• _Stored records_:
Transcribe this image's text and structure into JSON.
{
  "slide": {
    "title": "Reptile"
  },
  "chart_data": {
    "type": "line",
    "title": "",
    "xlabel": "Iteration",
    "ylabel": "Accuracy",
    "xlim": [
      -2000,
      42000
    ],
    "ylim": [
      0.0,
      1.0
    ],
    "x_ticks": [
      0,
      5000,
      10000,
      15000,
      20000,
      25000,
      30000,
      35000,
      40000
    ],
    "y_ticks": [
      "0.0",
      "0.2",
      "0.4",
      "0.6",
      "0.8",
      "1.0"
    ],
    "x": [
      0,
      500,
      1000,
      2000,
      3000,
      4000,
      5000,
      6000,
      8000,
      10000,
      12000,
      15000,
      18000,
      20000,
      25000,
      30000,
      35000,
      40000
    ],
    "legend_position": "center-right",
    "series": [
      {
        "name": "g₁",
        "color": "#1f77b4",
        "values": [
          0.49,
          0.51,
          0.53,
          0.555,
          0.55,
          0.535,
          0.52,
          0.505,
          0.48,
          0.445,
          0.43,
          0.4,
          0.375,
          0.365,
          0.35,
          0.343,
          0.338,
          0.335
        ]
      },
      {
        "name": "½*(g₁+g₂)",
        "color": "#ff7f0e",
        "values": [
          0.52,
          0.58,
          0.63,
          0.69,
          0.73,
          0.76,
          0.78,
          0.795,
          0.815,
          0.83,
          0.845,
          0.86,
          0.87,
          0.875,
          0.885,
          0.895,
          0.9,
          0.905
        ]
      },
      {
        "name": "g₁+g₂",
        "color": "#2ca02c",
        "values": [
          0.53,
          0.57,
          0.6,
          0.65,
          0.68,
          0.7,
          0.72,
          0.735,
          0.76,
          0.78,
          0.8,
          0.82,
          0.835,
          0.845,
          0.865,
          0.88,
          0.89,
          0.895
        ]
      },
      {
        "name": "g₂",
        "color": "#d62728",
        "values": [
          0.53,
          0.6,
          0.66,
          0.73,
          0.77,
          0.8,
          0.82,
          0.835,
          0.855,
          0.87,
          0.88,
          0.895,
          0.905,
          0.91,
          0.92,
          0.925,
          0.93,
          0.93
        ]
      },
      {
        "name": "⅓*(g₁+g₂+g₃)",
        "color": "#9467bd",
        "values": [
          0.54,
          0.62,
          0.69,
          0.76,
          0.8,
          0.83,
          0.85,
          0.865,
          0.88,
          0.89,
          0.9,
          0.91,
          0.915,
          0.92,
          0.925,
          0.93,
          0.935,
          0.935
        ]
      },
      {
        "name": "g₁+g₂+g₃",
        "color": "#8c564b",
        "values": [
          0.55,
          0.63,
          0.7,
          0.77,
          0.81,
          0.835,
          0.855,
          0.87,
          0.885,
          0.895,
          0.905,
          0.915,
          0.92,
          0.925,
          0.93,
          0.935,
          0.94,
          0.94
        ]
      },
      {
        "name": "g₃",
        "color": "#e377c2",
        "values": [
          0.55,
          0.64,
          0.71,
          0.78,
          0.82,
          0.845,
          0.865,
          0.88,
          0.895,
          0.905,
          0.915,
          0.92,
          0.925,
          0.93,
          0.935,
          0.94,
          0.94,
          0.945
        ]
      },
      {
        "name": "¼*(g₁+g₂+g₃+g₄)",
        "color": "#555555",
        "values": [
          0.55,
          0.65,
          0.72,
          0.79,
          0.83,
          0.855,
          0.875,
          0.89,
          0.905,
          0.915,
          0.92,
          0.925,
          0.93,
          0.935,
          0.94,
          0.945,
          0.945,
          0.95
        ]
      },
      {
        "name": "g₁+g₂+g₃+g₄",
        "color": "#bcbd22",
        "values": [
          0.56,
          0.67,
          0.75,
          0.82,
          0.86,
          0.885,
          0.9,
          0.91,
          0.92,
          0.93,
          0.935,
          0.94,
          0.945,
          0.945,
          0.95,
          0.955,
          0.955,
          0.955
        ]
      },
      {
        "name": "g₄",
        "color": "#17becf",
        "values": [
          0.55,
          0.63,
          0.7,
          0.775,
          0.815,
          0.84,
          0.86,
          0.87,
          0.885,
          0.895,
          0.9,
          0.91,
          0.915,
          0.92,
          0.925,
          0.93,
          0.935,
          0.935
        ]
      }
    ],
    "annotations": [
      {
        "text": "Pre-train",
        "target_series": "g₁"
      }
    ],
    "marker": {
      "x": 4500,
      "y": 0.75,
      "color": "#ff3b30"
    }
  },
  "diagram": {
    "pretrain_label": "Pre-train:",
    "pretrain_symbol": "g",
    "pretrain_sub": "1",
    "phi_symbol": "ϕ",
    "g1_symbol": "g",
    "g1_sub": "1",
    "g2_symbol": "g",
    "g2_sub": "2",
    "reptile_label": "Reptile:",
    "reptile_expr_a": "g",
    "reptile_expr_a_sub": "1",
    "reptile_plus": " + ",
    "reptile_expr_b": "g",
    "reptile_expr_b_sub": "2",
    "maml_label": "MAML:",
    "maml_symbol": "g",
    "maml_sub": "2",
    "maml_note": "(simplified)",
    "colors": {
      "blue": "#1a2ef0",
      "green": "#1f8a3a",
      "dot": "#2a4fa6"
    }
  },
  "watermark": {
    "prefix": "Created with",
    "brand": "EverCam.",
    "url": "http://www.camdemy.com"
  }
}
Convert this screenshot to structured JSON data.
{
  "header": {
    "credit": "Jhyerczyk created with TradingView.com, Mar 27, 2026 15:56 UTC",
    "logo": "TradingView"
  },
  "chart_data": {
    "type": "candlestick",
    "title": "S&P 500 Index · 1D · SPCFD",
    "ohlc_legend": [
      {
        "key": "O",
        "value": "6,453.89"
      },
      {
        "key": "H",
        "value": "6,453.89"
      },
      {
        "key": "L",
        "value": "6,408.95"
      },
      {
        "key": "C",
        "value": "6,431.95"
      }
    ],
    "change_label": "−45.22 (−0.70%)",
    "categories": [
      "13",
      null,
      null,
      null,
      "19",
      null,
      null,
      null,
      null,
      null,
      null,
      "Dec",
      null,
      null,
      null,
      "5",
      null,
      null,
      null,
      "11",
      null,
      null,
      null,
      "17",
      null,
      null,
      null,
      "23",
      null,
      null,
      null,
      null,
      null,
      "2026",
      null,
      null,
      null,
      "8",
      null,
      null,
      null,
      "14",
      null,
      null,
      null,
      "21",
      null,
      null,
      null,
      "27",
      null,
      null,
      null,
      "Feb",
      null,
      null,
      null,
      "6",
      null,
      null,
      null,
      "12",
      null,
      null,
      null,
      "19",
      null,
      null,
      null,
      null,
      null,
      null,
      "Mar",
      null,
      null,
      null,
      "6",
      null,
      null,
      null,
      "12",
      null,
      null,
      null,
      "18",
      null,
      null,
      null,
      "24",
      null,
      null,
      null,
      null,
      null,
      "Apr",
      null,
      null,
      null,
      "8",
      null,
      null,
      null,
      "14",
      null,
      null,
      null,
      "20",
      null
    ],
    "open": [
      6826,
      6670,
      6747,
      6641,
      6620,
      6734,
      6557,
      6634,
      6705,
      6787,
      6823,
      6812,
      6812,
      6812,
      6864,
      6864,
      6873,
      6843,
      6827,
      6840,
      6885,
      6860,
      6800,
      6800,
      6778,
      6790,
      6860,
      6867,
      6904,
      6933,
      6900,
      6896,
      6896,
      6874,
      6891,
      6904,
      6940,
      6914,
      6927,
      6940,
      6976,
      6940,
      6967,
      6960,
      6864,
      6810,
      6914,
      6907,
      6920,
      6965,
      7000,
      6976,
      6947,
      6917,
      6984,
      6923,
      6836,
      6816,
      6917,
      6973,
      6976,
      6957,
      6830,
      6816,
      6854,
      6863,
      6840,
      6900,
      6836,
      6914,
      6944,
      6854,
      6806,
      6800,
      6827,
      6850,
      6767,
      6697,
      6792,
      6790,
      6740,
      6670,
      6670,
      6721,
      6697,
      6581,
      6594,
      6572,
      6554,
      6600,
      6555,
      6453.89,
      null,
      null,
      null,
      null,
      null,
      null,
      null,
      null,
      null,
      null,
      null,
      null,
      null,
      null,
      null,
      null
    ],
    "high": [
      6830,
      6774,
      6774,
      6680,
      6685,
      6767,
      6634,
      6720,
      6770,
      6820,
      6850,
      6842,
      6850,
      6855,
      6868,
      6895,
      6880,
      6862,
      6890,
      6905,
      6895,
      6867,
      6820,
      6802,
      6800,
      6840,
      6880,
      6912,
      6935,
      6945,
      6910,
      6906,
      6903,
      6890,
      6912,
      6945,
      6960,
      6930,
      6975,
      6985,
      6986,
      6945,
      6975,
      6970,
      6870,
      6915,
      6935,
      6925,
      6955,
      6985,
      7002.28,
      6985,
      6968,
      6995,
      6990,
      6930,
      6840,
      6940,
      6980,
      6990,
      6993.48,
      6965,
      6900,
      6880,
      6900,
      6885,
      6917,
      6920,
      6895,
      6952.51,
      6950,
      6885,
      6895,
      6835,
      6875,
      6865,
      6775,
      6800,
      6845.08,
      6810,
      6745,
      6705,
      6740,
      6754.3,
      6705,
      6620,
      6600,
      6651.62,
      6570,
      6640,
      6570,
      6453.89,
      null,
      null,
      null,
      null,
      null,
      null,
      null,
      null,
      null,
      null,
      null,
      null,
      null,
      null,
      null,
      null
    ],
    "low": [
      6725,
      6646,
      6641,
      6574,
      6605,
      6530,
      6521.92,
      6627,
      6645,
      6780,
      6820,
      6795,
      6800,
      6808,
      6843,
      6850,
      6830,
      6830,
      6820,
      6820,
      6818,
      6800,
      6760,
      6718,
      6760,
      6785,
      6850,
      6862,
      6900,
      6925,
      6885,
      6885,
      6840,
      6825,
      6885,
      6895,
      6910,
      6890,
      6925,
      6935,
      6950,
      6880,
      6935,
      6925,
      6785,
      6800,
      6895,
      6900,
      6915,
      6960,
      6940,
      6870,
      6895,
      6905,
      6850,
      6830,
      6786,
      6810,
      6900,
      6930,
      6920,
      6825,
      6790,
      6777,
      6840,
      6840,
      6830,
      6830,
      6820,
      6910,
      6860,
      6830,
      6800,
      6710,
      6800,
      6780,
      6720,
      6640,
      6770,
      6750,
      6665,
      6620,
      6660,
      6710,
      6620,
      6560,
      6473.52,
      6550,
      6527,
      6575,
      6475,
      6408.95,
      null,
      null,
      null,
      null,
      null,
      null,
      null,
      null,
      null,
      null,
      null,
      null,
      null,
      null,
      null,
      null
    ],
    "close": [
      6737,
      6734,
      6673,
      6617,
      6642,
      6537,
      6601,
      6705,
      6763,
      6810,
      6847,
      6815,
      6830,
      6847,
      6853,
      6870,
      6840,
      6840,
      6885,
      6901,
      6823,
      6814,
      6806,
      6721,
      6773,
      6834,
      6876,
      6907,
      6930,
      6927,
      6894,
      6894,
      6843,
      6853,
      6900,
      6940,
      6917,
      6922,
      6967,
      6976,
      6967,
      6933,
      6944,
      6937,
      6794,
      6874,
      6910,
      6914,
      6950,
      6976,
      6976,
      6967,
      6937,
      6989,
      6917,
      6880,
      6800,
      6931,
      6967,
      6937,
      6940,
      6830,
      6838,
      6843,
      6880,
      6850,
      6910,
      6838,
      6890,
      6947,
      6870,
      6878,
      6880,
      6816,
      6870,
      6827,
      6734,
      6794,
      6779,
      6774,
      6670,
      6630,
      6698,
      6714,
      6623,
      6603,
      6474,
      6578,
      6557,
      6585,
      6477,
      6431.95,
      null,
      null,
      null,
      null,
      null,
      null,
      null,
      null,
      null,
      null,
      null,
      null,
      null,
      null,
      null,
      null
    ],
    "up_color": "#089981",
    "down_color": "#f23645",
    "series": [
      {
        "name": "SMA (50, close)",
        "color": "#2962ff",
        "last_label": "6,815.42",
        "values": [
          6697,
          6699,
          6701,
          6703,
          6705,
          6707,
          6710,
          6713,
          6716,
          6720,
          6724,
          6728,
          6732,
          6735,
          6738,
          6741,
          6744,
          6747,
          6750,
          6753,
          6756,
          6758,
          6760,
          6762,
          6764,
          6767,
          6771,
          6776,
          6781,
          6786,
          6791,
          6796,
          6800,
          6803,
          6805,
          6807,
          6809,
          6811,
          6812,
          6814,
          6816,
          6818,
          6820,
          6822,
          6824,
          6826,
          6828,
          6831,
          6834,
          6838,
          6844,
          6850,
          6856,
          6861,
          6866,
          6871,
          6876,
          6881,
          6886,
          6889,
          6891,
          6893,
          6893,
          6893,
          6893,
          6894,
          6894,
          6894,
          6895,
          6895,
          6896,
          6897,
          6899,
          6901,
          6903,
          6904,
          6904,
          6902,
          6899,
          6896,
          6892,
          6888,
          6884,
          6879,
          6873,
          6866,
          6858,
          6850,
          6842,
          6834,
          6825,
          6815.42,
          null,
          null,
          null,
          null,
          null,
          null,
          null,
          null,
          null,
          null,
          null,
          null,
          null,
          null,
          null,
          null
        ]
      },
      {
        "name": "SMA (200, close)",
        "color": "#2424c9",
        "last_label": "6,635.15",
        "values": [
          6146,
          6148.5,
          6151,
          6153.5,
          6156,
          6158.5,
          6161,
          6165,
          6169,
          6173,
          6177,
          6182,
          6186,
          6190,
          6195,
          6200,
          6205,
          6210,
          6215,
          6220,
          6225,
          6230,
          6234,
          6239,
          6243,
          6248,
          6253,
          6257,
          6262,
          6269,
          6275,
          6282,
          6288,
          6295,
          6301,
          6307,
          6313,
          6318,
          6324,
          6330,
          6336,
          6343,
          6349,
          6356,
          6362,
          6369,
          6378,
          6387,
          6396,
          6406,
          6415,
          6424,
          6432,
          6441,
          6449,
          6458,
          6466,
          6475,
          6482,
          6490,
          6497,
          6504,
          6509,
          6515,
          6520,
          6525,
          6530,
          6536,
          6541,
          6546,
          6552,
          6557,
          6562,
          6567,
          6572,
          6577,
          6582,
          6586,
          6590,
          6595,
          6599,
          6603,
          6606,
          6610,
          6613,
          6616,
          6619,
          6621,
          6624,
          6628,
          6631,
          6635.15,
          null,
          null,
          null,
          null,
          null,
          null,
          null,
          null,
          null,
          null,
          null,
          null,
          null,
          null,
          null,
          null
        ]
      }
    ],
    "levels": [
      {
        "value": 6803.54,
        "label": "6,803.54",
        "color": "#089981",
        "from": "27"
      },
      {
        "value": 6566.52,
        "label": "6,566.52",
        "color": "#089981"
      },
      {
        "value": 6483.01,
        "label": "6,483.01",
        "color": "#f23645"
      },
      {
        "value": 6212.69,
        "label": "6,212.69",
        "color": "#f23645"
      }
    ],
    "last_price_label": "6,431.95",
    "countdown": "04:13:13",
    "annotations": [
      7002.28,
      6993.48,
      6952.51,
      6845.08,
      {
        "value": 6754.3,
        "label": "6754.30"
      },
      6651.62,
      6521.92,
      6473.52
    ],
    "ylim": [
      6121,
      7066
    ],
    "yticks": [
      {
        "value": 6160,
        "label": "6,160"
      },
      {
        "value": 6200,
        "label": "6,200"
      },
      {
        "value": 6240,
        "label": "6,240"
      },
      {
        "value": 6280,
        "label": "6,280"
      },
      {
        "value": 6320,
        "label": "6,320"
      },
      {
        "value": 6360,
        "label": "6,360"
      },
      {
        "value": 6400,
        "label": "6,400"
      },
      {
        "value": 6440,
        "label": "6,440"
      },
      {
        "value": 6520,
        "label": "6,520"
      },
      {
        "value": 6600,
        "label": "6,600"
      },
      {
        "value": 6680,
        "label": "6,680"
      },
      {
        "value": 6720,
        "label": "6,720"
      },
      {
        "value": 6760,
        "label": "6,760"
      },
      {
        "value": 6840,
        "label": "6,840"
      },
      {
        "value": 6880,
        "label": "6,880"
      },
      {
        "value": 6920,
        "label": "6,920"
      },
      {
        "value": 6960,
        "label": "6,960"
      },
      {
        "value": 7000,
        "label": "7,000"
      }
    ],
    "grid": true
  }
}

• _Description of the task_: Write down only the number of lines that contain the string "text" in the listing.

• _Reply_: 2